(Extracted data entries)
§

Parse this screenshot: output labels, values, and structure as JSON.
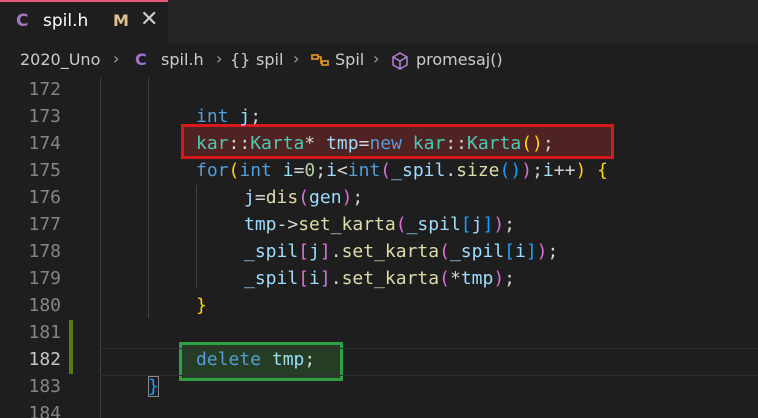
{
  "tab": {
    "lang": "C",
    "filename": "spil.h",
    "modified": "M",
    "close": "✕"
  },
  "breadcrumb": {
    "folder": "2020_Uno",
    "file_icon": "C",
    "file": "spil.h",
    "ns_icon": "{}",
    "namespace": "spil",
    "class": "Spil",
    "method": "promesaj()"
  },
  "lines": [
    {
      "num": "172",
      "text": ""
    },
    {
      "num": "173",
      "text": "int j;"
    },
    {
      "num": "174",
      "text": "kar::Karta* tmp=new kar::Karta();"
    },
    {
      "num": "175",
      "text": "for(int i=0;i<int(_spil.size());i++) {"
    },
    {
      "num": "176",
      "text": "j=dis(gen);"
    },
    {
      "num": "177",
      "text": "tmp->set_karta(_spil[j]);"
    },
    {
      "num": "178",
      "text": "_spil[j].set_karta(_spil[i]);"
    },
    {
      "num": "179",
      "text": "_spil[i].set_karta(*tmp);"
    },
    {
      "num": "180",
      "text": "}"
    },
    {
      "num": "181",
      "text": ""
    },
    {
      "num": "182",
      "text": "delete tmp;"
    },
    {
      "num": "183",
      "text": "}"
    },
    {
      "num": "184",
      "text": ""
    }
  ],
  "colors": {
    "highlight_removed": "#d7191c",
    "highlight_added": "#2ea043",
    "tab_accent": "#e8587a"
  }
}
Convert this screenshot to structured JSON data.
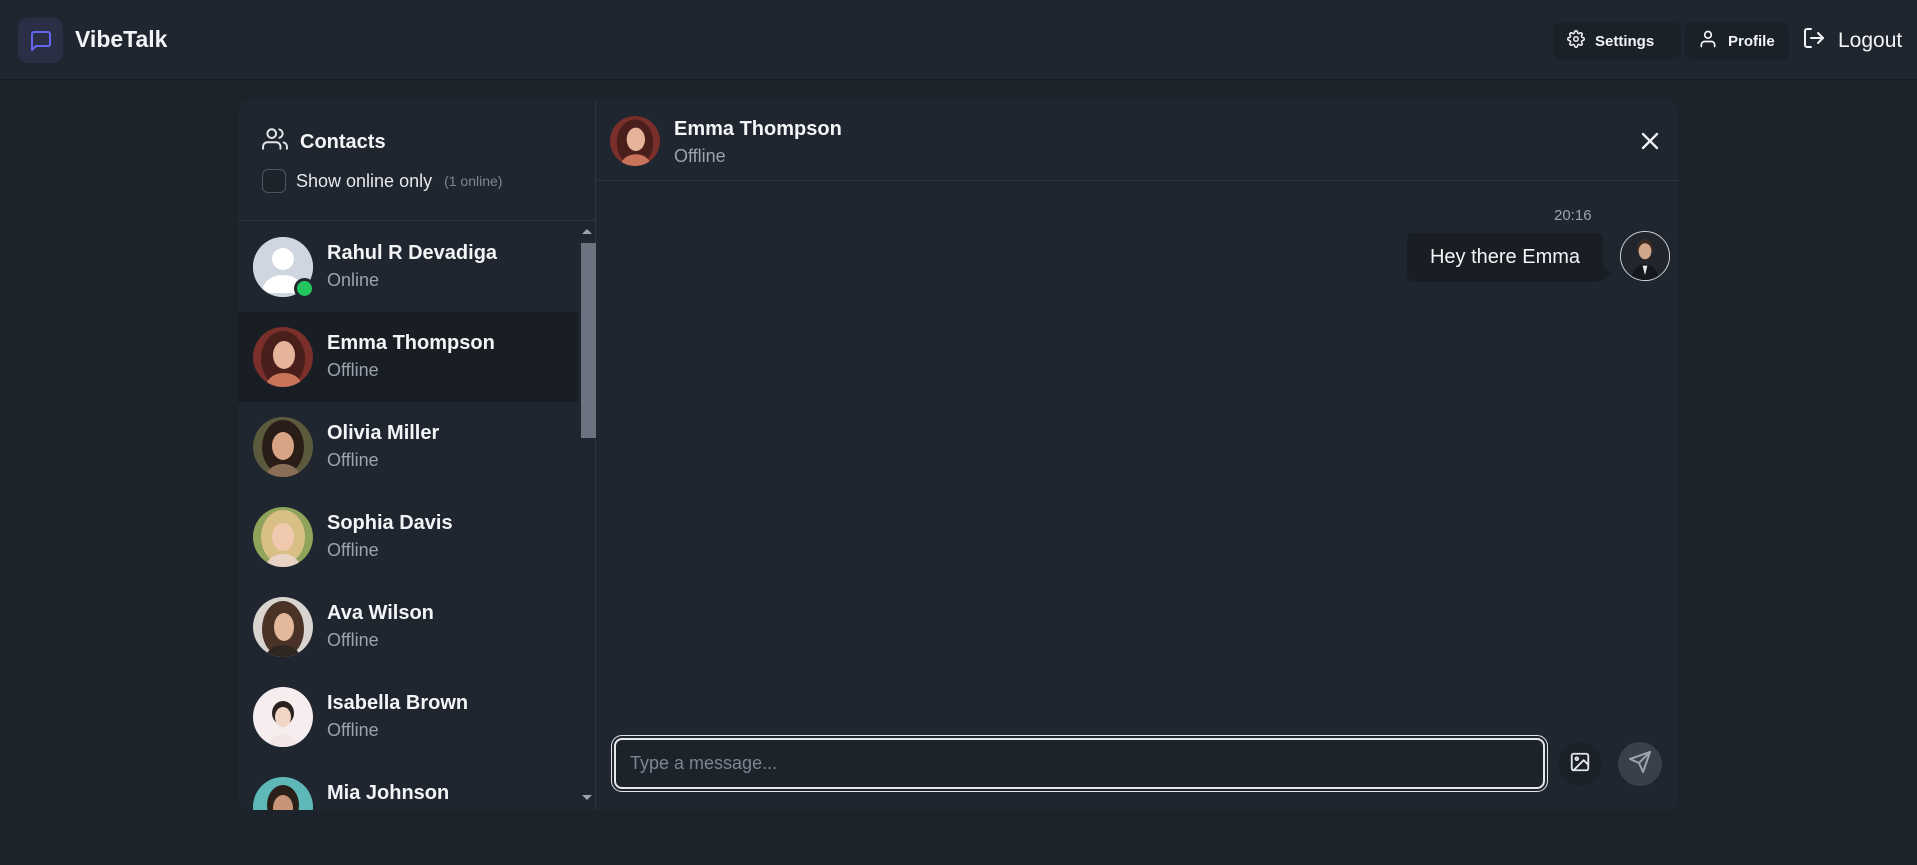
{
  "app": {
    "title": "VibeTalk"
  },
  "header": {
    "settings_label": "Settings",
    "profile_label": "Profile",
    "logout_label": "Logout"
  },
  "sidebar": {
    "title": "Contacts",
    "filter_label": "Show online only",
    "online_count": "(1 online)",
    "contacts": [
      {
        "name": "Rahul R Devadiga",
        "status": "Online",
        "online": true
      },
      {
        "name": "Emma Thompson",
        "status": "Offline",
        "active": true
      },
      {
        "name": "Olivia Miller",
        "status": "Offline"
      },
      {
        "name": "Sophia Davis",
        "status": "Offline"
      },
      {
        "name": "Ava Wilson",
        "status": "Offline"
      },
      {
        "name": "Isabella Brown",
        "status": "Offline"
      },
      {
        "name": "Mia Johnson",
        "status": ""
      }
    ]
  },
  "chat": {
    "name": "Emma Thompson",
    "status": "Offline",
    "messages": [
      {
        "time": "20:16",
        "text": "Hey there Emma",
        "from_me": true
      }
    ],
    "input_placeholder": "Type a message..."
  },
  "colors": {
    "accent": "#6366f1",
    "online": "#22c55e",
    "background": "#1d232a",
    "panel": "#1f2630"
  }
}
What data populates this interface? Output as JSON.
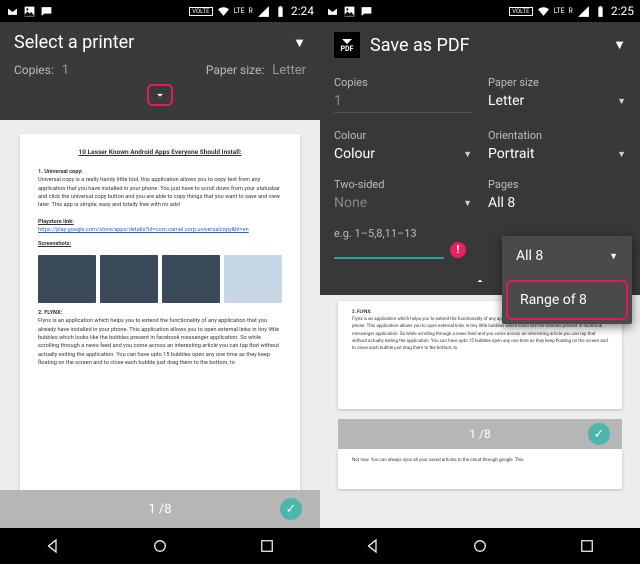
{
  "status": {
    "volte": "VOLTE",
    "lte": "LTE",
    "r": "R"
  },
  "left": {
    "time": "2:24",
    "title": "Select a printer",
    "copies_label": "Copies:",
    "copies_value": "1",
    "papersize_label": "Paper size:",
    "papersize_value": "Letter",
    "page_counter": "1 /8",
    "doc": {
      "title": "10 Lesser Known Android Apps Everyone Should Install:",
      "s1": "1.   Universal copy:",
      "s1_body": "Universal copy is a really handy little tool, this application allows you to copy text from any application that you have installed in your phone. You just have to scroll down from your statusbar and click the universal copy button and you are able to copy things that you want to save and view later. This app is simple, easy and totally free with no ads!",
      "ps_label": "Playstore link:",
      "ps_link": "https://play.google.com/store/apps/details?id=com.camel.corp.universalcopy&hl=en",
      "ss_label": "Screenshots:",
      "s2": "2.   FLYNX:",
      "s2_body": "Flynx is an application which helps you to extend the functionality of any application that you already have installed in your phone. This application allows you to open external links in tiny little bubbles which looks like the bubbles present in facebook messenger application. So while scrolling through a news feed and you come across an interesting article you can tap that without actually exiting the application. You can have upto 15 bubbles open any one time as they keep floating on the screen and to close each bubble just drag them to the bottom, to"
    }
  },
  "right": {
    "time": "2:25",
    "title": "Save as PDF",
    "pdf_badge": "PDF",
    "copies_label": "Copies",
    "copies_value": "1",
    "papersize_label": "Paper size",
    "papersize_value": "Letter",
    "colour_label": "Colour",
    "colour_value": "Colour",
    "orientation_label": "Orientation",
    "orientation_value": "Portrait",
    "twosided_label": "Two-sided",
    "twosided_value": "None",
    "pages_label": "Pages",
    "pages_value": "All 8",
    "range_hint": "e.g. 1–5,8,11–13",
    "range_value": "",
    "popup_all": "All 8",
    "popup_range": "Range of 8",
    "page_counter": "1 /8",
    "doc": {
      "s2": "2.   FLYNX:",
      "s2_body": "Flynx is an application which helps you to extend the functionality of any application that you already have installed in your phone. This application allows you to open external links in tiny little bubbles which looks like the bubbles present in facebook messenger application. So while scrolling through a news feed and you come across an interesting article you can tap that without actually exiting the application. You can have upto 15 bubbles open any one time as they keep floating on the screen and to close each bubble just drag them to the bottom, to",
      "next": "Not now. You can always sync all your saved articles to the cloud through google. This"
    }
  }
}
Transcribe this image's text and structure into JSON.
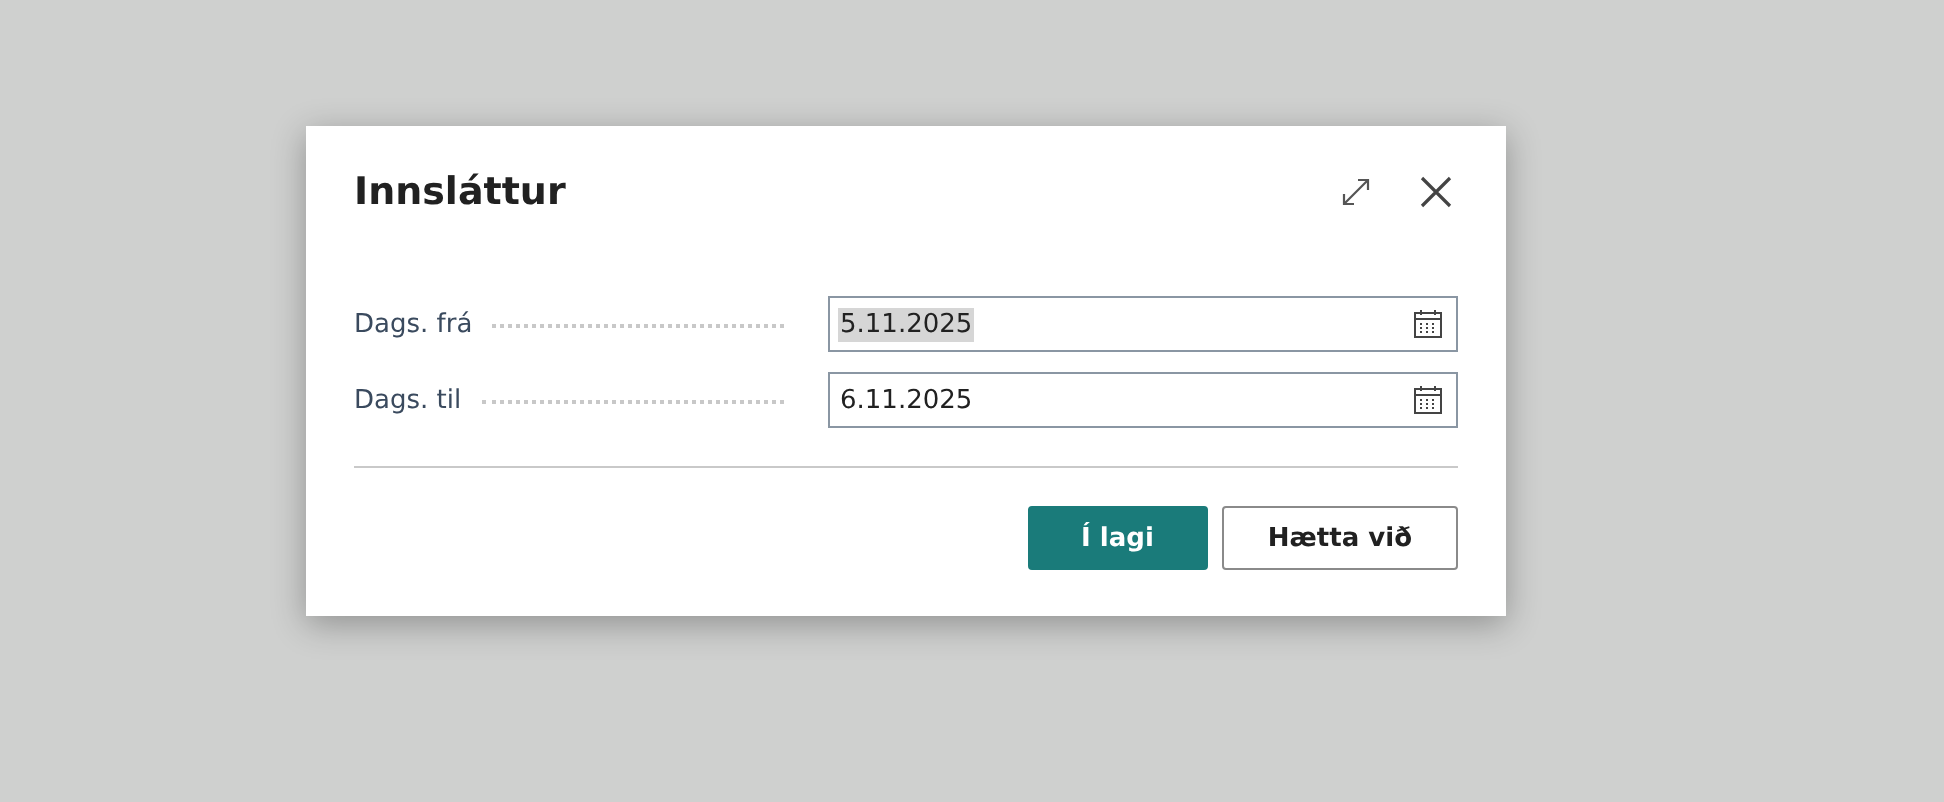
{
  "dialog": {
    "title": "Innsláttur"
  },
  "fields": [
    {
      "label": "Dags. frá",
      "value": "5.11.2025",
      "highlighted": true
    },
    {
      "label": "Dags. til",
      "value": "6.11.2025",
      "highlighted": false
    }
  ],
  "buttons": [
    {
      "label": "Í lagi",
      "kind": "primary"
    },
    {
      "label": "Hætta við",
      "kind": "secondary"
    }
  ]
}
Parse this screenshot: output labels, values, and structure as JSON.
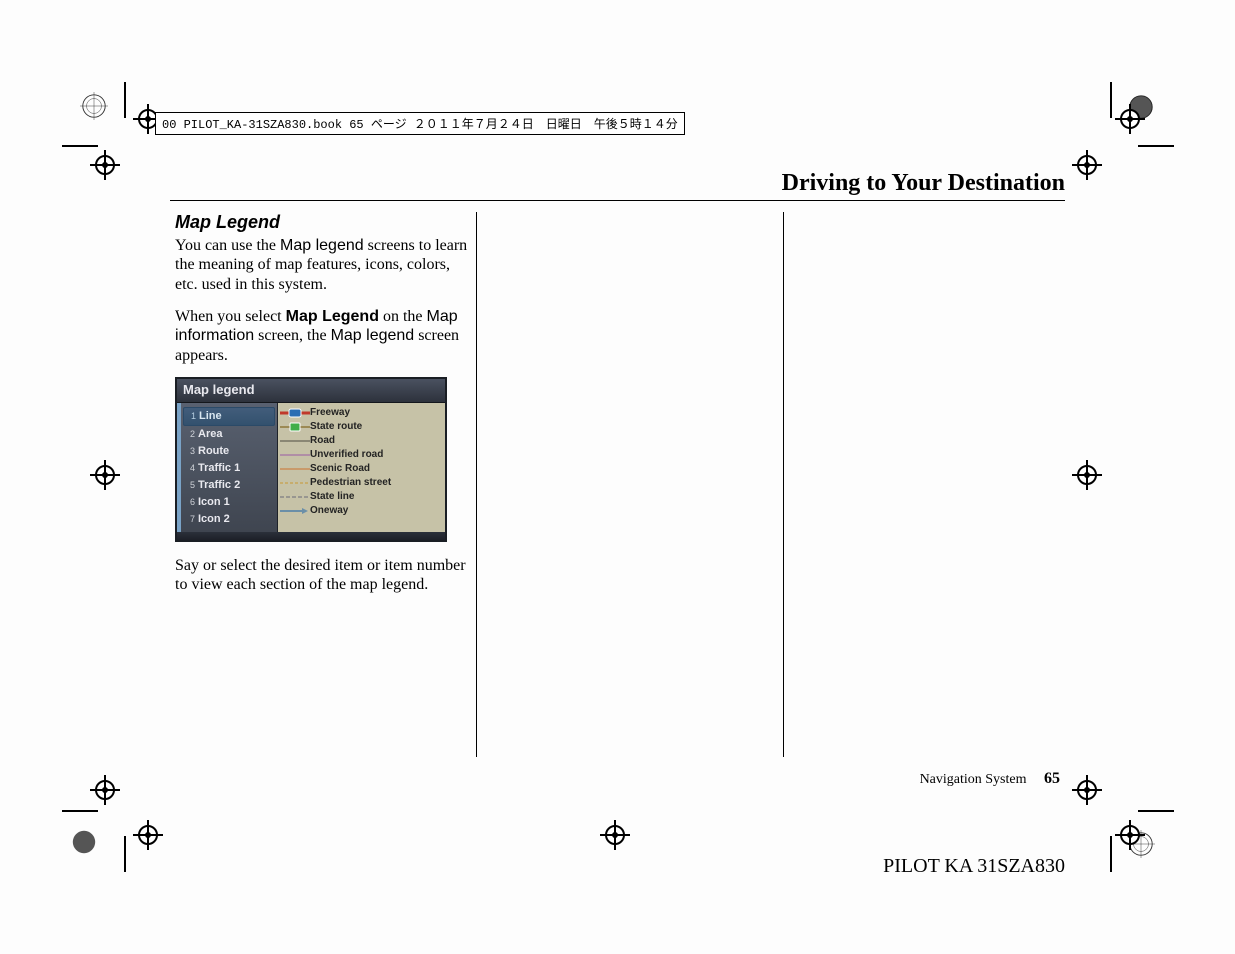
{
  "stamp": "00 PILOT_KA-31SZA830.book  65 ページ  ２０１１年７月２４日　日曜日　午後５時１４分",
  "chapter_title": "Driving to Your Destination",
  "section_heading": "Map Legend",
  "para1_a": "You can use the ",
  "para1_b": "Map legend",
  "para1_c": " screens to learn the meaning of map features, icons, colors, etc. used in this system.",
  "para2_a": "When you select ",
  "para2_b": "Map Legend",
  "para2_c": " on the ",
  "para2_d": "Map information",
  "para2_e": " screen, the ",
  "para2_f": "Map legend",
  "para2_g": " screen appears.",
  "screenshot_title": "Map legend",
  "legend_items": [
    {
      "n": "1",
      "label": "Line"
    },
    {
      "n": "2",
      "label": "Area"
    },
    {
      "n": "3",
      "label": "Route"
    },
    {
      "n": "4",
      "label": "Traffic 1"
    },
    {
      "n": "5",
      "label": "Traffic 2"
    },
    {
      "n": "6",
      "label": "Icon 1"
    },
    {
      "n": "7",
      "label": "Icon 2"
    }
  ],
  "detail_rows": [
    "Freeway",
    "State route",
    "Road",
    "Unverified road",
    "Scenic Road",
    "Pedestrian street",
    "State line",
    "Oneway"
  ],
  "para3": "Say or select the desired item or item number to view each section of the map legend.",
  "footer_label": "Navigation System",
  "footer_page": "65",
  "doc_code": "PILOT KA  31SZA830"
}
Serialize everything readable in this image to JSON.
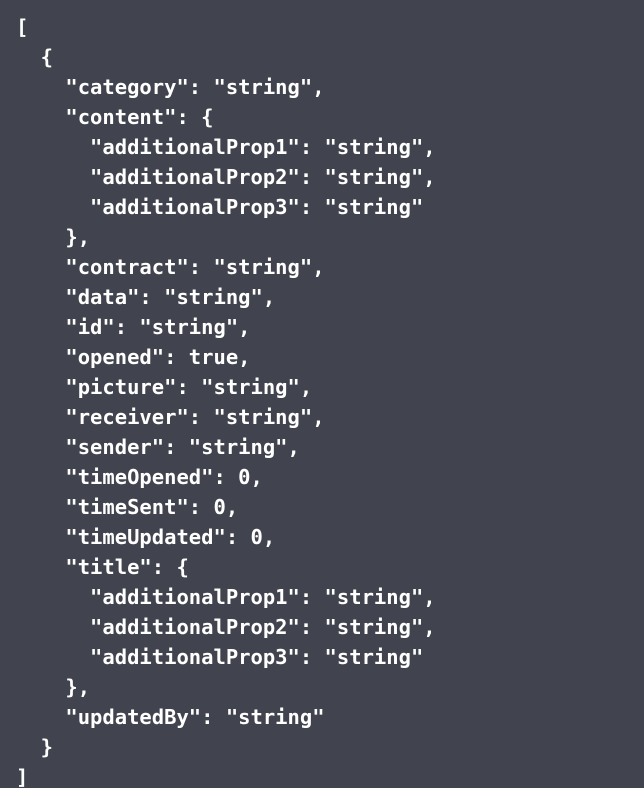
{
  "code": {
    "lines": [
      "[",
      "  {",
      "    \"category\": \"string\",",
      "    \"content\": {",
      "      \"additionalProp1\": \"string\",",
      "      \"additionalProp2\": \"string\",",
      "      \"additionalProp3\": \"string\"",
      "    },",
      "    \"contract\": \"string\",",
      "    \"data\": \"string\",",
      "    \"id\": \"string\",",
      "    \"opened\": true,",
      "    \"picture\": \"string\",",
      "    \"receiver\": \"string\",",
      "    \"sender\": \"string\",",
      "    \"timeOpened\": 0,",
      "    \"timeSent\": 0,",
      "    \"timeUpdated\": 0,",
      "    \"title\": {",
      "      \"additionalProp1\": \"string\",",
      "      \"additionalProp2\": \"string\",",
      "      \"additionalProp3\": \"string\"",
      "    },",
      "    \"updatedBy\": \"string\"",
      "  }",
      "]"
    ]
  }
}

§

The task =>
Copy out each line that contains the word "close".

Full answer =>
    "close": "✕"
      "s2_body": "Flynx is an application which helps you to extend the functionality of any application that you already have installed in your phone. This application allows you to open external links in tiny little bubbles which looks like the bubbles present in facebook messenger application. So while scrolling through a news feed and you come across an interesting article you can tap that without actually exiting the application. You can have upto 15 bubbles open any one time as they keep floating on the screen and to close each bubble just drag them to the bottom, to"
      "s2_body": "Flynx is an application which helps you to extend the functionality of any application that you already have installed in your phone. This application allows you to open external links in tiny little bubbles which looks like the bubbles present in facebook messenger application. So while scrolling through a news feed and you come across an interesting article you can tap that without actually exiting the application. You can have upto 15 bubbles open any one time as they keep floating on the screen and to close each bubble just drag them to the bottom, to",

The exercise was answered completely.